### WHAT THE TASK REQUIRES
Return all the data, word for word.

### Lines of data
════════════════════

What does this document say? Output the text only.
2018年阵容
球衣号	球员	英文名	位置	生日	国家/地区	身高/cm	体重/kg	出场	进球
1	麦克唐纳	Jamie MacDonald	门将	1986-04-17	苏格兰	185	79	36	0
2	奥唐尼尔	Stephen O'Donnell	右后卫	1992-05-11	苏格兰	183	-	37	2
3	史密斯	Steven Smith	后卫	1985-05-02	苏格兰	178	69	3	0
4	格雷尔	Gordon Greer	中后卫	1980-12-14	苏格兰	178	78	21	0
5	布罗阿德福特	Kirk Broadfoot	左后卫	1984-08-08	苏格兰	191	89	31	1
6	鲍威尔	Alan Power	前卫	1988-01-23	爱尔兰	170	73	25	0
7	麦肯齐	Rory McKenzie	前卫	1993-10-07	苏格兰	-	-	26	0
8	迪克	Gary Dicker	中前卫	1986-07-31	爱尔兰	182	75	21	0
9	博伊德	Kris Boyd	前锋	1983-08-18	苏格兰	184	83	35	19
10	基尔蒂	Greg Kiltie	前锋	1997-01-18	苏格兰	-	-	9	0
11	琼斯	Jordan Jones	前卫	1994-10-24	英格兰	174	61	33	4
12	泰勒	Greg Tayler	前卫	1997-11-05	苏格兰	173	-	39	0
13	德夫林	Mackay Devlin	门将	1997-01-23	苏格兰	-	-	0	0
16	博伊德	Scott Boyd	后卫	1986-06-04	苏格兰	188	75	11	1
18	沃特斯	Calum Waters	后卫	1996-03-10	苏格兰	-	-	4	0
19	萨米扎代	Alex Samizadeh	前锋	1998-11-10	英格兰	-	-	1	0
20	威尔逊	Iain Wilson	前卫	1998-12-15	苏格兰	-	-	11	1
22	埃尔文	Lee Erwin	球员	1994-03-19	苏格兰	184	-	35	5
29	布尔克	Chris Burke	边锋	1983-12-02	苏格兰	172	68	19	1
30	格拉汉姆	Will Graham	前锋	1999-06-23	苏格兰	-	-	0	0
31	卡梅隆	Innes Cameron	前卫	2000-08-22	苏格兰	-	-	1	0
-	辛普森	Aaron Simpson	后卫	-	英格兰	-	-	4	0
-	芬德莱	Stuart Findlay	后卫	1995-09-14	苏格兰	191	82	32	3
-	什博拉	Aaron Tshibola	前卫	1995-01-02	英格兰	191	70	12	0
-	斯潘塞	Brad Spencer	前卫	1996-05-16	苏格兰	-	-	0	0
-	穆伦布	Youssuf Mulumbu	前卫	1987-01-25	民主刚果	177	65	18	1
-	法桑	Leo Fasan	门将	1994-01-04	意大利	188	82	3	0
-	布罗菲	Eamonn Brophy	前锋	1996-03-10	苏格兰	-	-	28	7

════════════════════

### OUTPUT FOR THIS EXERCISE
What does this document say? Output the text only.
2018年阵容
球衣号	球员	英文名	位置	生日	国家/地区	身高/cm	体重/kg	出场	进球
1	麦克唐纳	Jamie MacDonald	门将	1986-04-17	苏格兰	185	79	36	0
2	奥唐尼尔	Stephen O'Donnell	右后卫	1992-05-11	苏格兰	183	-	37	2
3	史密斯	Steven Smith	后卫	1985-05-02	苏格兰	178	69	3	0
4	格雷尔	Gordon Greer	中后卫	1980-12-14	苏格兰	178	78	21	0
5	布罗阿德福特	Kirk Broadfoot	左后卫	1984-08-08	苏格兰	191	89	31	1
6	鲍威尔	Alan Power	前卫	1988-01-23	爱尔兰	170	73	25	0
7	麦肯齐	Rory McKenzie	前卫	1993-10-07	苏格兰	-	-	26	0
8	迪克	Gary Dicker	中前卫	1986-07-31	爱尔兰	182	75	21	0
9	博伊德	Kris Boyd	前锋	1983-08-18	苏格兰	184	83	35	19
10	基尔蒂	Greg Kiltie	前锋	1997-01-18	苏格兰	-	-	9	0
11	琼斯	Jordan Jones	前卫	1994-10-24	英格兰	174	61	33	4
12	泰勒	Greg Tayler	前卫	1997-11-05	苏格兰	173	-	39	0
13	德夫林	Mackay Devlin	门将	1997-01-23	苏格兰	-	-	0	0
16	博伊德	Scott Boyd	后卫	1986-06-04	苏格兰	188	75	11	1
18	沃特斯	Calum Waters	后卫	1996-03-10	苏格兰	-	-	4	0
19	萨米扎代	Alex Samizadeh	前锋	1998-11-10	英格兰	-	-	1	0
20	威尔逊	Iain Wilson	前卫	1998-12-15	苏格兰	-	-	11	1
22	埃尔文	Lee Erwin	球员	1994-03-19	苏格兰	184	-	35	5
29	布尔克	Chris Burke	边锋	1983-12-02	苏格兰	172	68	19	1
30	格拉汉姆	Will Graham	前锋	1999-06-23	苏格兰	-	-	0	0
31	卡梅隆	Innes Cameron	前卫	2000-08-22	苏格兰	-	-	1	0
-	辛普森	Aaron Simpson	后卫	-	英格兰	-	-	4	0
-	芬德莱	Stuart Findlay	后卫	1995-09-14	苏格兰	191	82	32	3
-	什博拉	Aaron Tshibola	前卫	1995-01-02	英格兰	191	70	12	0
-	斯潘塞	Brad Spencer	前卫	1996-05-16	苏格兰	-	-	0	0
-	穆伦布	Youssuf Mulumbu	前卫	1987-01-25	民主刚果	177	65	18	1
-	法桑	Leo Fasan	门将	1994-01-04	意大利	188	82	3	0
-	布罗菲	Eamonn Brophy	前锋	1996-03-10	苏格兰	-	-	28	7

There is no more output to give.